Input rows
·····

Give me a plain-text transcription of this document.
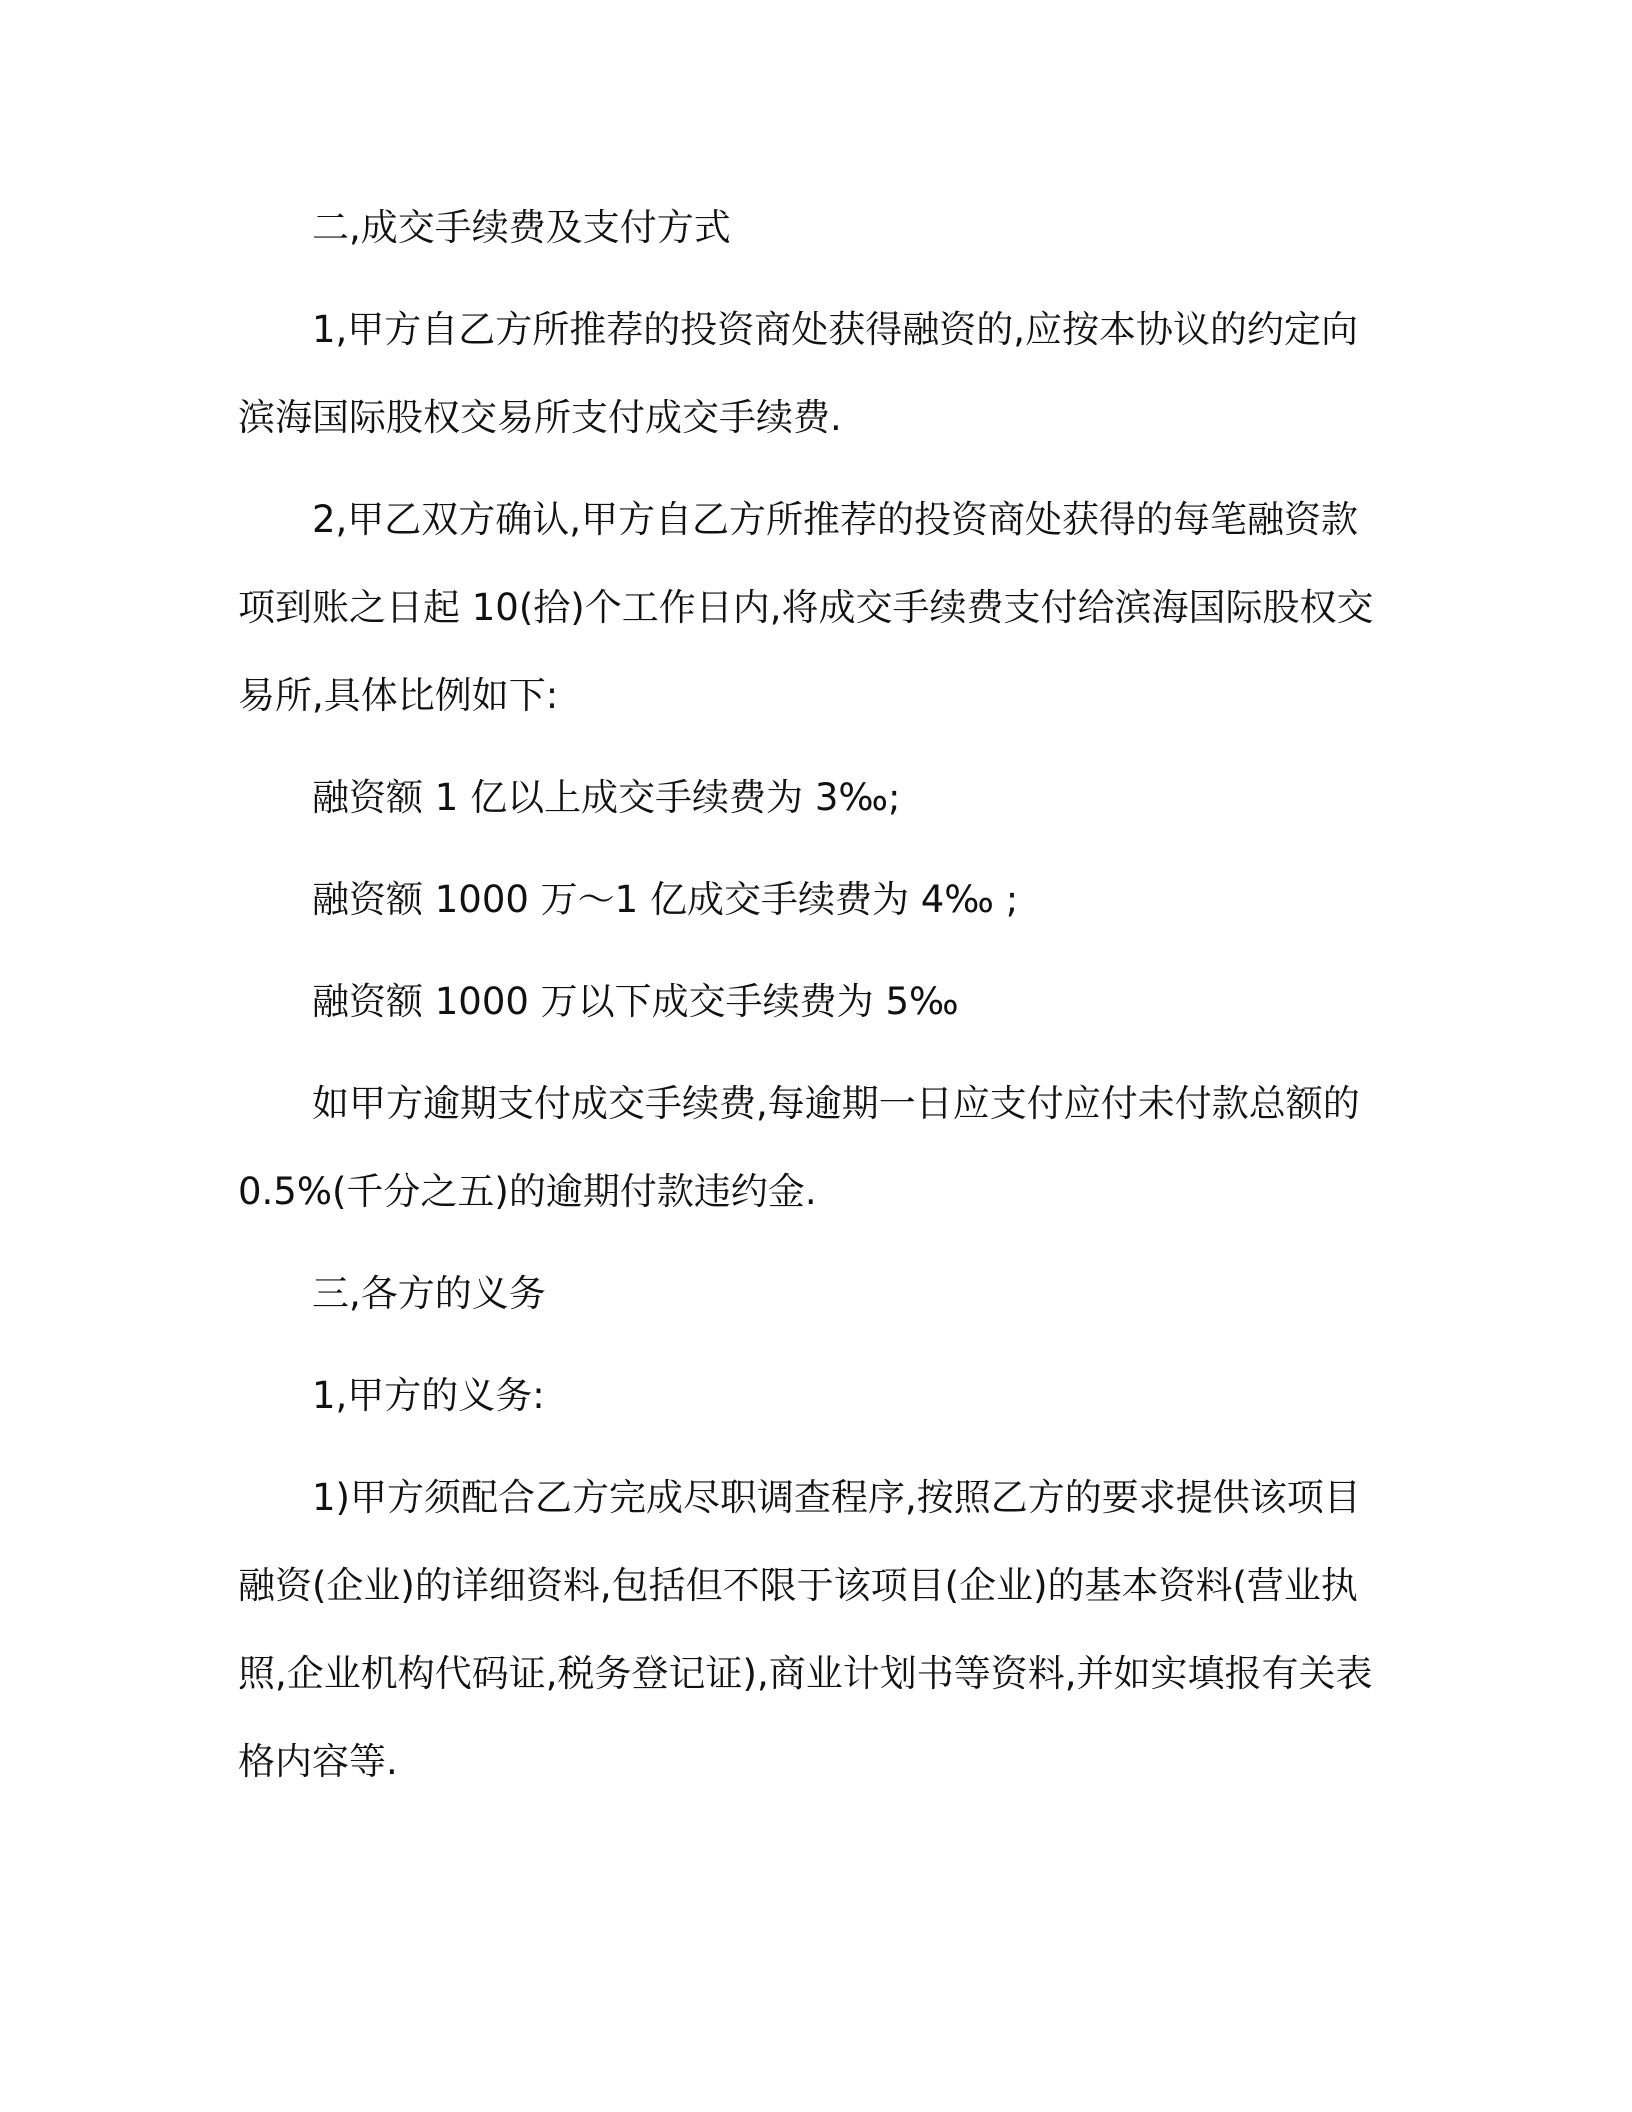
二,成交手续费及支付方式

1,甲方自乙方所推荐的投资商处获得融资的,应按本协议的约定向滨海国际股权交易所支付成交手续费.

2,甲乙双方确认,甲方自乙方所推荐的投资商处获得的每笔融资款项到账之日起 10(拾)个工作日内,将成交手续费支付给滨海国际股权交易所,具体比例如下:

融资额 1 亿以上成交手续费为 3‰;

融资额 1000 万～1 亿成交手续费为 4‰ ;

融资额 1000 万以下成交手续费为 5‰

如甲方逾期支付成交手续费,每逾期一日应支付应付未付款总额的 0.5%(千分之五)的逾期付款违约金.

三,各方的义务

1,甲方的义务:

1)甲方须配合乙方完成尽职调查程序,按照乙方的要求提供该项目融资(企业)的详细资料,包括但不限于该项目(企业)的基本资料(营业执照,企业机构代码证,税务登记证),商业计划书等资料,并如实填报有关表格内容等.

·····

Task to carry out
The data above needs to be retyped exactly, with the images left out.

Exercise result
Give me a plain-text transcription of this document.
二,成交手续费及支付方式

1,甲方自乙方所推荐的投资商处获得融资的,应按本协议的约定向滨海国际股权交易所支付成交手续费.

2,甲乙双方确认,甲方自乙方所推荐的投资商处获得的每笔融资款项到账之日起 10(拾)个工作日内,将成交手续费支付给滨海国际股权交易所,具体比例如下:

融资额 1 亿以上成交手续费为 3‰;

融资额 1000 万～1 亿成交手续费为 4‰ ;

融资额 1000 万以下成交手续费为 5‰

如甲方逾期支付成交手续费,每逾期一日应支付应付未付款总额的 0.5%(千分之五)的逾期付款违约金.

三,各方的义务

1,甲方的义务:

1)甲方须配合乙方完成尽职调查程序,按照乙方的要求提供该项目融资(企业)的详细资料,包括但不限于该项目(企业)的基本资料(营业执照,企业机构代码证,税务登记证),商业计划书等资料,并如实填报有关表格内容等.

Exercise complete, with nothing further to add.